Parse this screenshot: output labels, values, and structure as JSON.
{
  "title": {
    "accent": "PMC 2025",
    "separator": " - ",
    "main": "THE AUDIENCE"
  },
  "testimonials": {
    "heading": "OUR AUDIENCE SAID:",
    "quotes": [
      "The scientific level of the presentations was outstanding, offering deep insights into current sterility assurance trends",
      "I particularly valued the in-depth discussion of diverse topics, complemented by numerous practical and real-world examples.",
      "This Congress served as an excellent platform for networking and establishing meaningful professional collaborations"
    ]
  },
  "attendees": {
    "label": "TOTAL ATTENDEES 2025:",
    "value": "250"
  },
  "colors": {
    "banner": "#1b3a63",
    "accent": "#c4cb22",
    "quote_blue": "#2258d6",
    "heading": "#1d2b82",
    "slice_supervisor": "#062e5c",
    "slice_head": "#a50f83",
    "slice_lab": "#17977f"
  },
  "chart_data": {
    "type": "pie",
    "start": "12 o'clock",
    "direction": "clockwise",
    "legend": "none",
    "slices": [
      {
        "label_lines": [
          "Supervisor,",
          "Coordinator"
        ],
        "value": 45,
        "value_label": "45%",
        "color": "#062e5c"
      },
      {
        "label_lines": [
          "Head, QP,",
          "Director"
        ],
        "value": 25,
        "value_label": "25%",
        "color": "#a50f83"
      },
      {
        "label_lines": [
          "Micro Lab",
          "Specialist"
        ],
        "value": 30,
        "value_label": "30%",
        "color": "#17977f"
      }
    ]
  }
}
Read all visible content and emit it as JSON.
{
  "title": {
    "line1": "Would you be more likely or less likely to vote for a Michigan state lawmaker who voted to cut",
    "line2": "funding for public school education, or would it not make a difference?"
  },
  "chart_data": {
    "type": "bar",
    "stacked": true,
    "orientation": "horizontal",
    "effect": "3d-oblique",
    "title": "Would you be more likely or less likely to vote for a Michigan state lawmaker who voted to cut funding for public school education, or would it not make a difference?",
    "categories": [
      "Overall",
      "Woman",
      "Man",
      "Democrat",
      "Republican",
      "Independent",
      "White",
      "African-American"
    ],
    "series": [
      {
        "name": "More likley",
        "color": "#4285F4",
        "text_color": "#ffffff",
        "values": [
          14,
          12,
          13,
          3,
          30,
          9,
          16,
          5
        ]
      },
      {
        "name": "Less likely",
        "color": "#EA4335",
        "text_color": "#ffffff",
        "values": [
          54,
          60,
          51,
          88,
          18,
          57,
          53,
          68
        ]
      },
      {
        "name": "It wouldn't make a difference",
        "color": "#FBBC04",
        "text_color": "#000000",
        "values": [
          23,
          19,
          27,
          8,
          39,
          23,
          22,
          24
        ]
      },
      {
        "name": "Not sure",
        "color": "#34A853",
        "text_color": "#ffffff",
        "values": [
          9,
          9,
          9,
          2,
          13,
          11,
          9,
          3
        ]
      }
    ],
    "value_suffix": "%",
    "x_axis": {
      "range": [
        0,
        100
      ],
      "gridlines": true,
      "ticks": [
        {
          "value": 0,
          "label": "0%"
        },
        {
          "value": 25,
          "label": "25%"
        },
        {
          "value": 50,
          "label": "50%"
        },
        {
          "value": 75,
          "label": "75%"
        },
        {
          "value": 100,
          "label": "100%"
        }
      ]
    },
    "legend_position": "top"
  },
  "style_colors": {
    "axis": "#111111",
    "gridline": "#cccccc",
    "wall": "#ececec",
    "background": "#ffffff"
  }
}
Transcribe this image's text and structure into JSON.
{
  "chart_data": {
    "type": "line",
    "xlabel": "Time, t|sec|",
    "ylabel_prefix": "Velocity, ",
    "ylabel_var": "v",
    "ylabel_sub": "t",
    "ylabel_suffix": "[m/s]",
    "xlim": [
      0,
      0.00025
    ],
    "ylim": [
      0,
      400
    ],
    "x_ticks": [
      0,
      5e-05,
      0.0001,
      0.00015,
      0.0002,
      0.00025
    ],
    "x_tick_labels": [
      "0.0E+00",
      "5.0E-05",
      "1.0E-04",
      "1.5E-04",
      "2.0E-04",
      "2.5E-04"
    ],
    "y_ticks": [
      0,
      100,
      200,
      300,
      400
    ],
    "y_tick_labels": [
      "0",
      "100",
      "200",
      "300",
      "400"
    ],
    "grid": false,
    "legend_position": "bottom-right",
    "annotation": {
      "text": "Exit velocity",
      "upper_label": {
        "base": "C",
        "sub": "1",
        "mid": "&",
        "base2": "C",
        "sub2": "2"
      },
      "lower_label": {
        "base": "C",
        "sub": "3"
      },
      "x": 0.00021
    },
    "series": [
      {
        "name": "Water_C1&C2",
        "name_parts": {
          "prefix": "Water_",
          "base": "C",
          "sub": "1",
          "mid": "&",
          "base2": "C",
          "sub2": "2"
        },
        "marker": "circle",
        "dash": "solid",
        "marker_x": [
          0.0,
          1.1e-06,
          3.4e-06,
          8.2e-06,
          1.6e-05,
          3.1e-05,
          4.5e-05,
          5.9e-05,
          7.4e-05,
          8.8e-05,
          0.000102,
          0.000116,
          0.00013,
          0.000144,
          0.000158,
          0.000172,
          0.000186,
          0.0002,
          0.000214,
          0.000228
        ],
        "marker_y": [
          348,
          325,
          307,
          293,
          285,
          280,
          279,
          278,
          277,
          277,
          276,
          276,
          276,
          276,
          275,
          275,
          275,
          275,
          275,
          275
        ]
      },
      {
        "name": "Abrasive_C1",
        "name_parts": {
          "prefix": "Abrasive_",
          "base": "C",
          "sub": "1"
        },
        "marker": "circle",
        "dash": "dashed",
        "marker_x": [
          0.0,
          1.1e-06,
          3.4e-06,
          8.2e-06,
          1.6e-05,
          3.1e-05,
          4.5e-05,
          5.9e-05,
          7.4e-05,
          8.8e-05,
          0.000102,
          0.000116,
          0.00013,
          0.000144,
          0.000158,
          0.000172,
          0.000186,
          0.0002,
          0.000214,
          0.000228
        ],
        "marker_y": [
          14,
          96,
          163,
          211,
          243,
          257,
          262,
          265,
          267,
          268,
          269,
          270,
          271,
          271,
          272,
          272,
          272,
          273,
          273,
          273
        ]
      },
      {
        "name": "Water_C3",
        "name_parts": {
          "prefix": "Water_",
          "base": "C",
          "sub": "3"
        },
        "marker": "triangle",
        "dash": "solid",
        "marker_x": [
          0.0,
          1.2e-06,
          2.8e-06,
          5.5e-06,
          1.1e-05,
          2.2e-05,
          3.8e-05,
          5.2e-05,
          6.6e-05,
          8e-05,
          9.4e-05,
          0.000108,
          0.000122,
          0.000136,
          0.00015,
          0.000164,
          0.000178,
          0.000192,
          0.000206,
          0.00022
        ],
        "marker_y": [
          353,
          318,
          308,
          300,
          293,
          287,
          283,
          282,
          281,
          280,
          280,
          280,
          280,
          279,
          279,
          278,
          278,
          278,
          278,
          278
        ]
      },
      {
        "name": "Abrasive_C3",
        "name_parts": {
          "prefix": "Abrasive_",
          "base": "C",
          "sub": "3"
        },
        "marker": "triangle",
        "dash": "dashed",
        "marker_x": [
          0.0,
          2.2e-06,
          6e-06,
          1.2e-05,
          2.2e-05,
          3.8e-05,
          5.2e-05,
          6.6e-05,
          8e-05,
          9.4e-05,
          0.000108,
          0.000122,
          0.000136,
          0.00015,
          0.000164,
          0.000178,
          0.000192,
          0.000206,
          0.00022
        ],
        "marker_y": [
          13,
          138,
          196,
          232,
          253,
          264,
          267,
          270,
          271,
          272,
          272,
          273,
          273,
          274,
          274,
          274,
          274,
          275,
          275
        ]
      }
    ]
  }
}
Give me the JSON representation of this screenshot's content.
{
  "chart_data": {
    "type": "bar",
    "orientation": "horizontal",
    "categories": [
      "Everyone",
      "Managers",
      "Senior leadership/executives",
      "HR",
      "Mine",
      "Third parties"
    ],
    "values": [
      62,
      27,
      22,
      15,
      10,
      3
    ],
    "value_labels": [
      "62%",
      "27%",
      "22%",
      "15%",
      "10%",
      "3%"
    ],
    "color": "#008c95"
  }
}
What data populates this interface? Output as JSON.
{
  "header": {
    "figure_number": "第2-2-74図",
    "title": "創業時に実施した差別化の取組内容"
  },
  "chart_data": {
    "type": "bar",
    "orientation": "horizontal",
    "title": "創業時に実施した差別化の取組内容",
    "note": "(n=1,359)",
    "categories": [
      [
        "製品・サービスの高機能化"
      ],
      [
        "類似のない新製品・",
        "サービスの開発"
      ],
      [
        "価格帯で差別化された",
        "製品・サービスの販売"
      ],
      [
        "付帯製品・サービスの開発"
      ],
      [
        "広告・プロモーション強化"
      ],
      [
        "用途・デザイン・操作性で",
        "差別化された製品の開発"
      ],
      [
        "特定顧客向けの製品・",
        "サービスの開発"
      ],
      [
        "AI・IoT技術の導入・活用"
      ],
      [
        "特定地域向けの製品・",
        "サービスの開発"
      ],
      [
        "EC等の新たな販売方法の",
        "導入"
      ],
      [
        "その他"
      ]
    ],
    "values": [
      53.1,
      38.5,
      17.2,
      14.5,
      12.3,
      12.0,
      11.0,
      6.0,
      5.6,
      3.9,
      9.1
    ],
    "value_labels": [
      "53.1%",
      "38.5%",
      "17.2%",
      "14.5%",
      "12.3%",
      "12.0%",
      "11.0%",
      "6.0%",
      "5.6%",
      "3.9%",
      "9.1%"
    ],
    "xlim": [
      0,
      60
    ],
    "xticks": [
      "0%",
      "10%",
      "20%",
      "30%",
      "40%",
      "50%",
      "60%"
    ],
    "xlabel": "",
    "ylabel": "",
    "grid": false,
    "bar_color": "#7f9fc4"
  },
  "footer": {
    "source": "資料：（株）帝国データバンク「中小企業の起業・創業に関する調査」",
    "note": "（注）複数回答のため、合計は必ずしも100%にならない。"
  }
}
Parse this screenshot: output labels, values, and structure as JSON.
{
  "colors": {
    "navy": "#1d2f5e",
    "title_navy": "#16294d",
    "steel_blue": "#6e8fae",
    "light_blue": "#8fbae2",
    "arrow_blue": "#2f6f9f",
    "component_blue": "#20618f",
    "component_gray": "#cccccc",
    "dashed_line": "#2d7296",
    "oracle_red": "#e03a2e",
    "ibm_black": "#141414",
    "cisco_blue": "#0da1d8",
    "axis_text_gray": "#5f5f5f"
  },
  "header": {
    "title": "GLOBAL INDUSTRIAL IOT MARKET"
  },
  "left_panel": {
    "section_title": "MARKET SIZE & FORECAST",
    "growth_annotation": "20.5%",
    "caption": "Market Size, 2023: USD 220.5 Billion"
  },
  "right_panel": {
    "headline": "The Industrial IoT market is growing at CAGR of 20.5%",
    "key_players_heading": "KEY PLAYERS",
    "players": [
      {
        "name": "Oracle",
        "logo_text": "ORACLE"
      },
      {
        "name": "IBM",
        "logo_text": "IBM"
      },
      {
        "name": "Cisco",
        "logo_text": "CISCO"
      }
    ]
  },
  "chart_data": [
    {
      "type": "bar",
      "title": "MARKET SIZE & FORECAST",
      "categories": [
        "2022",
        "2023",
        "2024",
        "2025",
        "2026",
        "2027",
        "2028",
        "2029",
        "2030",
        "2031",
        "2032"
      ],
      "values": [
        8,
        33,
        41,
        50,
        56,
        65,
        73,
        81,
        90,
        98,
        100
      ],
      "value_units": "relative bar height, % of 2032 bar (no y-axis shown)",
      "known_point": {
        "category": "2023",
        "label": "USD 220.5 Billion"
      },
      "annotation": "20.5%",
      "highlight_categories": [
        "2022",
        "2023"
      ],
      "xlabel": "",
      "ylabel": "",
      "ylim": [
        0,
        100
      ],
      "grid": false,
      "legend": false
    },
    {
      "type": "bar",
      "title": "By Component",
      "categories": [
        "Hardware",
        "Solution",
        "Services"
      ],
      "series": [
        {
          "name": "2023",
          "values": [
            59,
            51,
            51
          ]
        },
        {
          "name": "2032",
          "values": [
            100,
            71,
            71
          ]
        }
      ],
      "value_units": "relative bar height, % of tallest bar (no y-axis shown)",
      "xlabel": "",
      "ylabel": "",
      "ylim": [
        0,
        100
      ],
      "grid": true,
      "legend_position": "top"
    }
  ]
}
---
#### Stated goal
Show every line of the records above that contains the word "lawmaker".

#### Result of the task
    "line1": "Would you be more likely or less likely to vote for a Michigan state lawmaker who voted to cut",
    "title": "Would you be more likely or less likely to vote for a Michigan state lawmaker who voted to cut funding for public school education, or would it not make a difference?",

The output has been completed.